### Exercise instructions
Give the number of lines in the records below that include "pokrývky". Reply with that number alone.
◇ ◇ ◇ ◇ ◇ ◇ ◇
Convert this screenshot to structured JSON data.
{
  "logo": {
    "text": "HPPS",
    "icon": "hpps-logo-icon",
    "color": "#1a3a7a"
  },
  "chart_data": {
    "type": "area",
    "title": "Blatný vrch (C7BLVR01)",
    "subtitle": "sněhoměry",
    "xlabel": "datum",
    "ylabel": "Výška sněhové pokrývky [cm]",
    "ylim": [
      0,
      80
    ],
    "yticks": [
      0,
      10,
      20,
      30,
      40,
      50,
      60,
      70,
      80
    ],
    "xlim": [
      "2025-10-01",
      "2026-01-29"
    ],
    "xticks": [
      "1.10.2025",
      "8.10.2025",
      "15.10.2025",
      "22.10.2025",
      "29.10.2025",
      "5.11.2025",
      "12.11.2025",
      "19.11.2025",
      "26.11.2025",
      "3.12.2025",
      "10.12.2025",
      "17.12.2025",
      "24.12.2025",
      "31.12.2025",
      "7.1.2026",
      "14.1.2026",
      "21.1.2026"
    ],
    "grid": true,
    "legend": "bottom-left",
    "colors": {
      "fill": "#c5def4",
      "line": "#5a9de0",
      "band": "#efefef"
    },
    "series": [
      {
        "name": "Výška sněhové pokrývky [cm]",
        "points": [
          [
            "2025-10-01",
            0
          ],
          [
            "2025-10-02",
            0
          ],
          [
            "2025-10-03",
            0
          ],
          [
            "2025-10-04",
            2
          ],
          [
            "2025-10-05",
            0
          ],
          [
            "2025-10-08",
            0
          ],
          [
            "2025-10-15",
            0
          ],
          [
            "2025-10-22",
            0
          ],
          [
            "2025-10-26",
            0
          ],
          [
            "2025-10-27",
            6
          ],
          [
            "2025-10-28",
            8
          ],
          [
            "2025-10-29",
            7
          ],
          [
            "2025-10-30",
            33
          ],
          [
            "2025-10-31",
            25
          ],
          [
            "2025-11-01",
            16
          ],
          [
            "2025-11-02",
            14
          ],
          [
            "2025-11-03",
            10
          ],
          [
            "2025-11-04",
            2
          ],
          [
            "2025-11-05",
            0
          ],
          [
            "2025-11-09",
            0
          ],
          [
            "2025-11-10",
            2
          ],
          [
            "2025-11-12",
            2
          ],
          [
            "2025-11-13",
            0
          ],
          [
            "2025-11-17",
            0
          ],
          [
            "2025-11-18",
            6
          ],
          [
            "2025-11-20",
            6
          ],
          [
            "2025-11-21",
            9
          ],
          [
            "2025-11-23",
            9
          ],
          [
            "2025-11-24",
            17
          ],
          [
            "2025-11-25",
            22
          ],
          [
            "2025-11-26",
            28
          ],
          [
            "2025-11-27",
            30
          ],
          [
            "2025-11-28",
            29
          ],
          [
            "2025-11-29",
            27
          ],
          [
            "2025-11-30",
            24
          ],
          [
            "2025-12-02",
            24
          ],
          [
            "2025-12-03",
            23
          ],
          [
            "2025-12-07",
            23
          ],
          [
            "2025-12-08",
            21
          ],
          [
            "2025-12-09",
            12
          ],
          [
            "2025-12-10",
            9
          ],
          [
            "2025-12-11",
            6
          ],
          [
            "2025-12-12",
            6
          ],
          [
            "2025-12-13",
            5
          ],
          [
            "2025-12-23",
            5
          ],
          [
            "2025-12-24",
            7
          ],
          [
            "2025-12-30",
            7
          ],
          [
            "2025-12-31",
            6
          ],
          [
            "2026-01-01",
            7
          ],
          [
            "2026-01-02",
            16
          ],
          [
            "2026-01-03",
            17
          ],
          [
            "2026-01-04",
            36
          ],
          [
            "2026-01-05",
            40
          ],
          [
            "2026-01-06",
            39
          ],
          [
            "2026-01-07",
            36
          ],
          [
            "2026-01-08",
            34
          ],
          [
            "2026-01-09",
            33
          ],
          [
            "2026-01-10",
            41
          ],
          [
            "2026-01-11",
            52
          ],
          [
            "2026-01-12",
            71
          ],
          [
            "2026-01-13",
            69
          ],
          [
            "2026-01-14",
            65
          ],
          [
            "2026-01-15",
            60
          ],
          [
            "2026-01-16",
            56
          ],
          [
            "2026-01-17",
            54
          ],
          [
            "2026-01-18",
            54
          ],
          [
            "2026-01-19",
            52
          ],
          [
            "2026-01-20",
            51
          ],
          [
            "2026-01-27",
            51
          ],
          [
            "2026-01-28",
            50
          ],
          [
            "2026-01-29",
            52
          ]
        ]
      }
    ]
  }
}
◇ ◇ ◇ ◇ ◇ ◇ ◇
### The response
2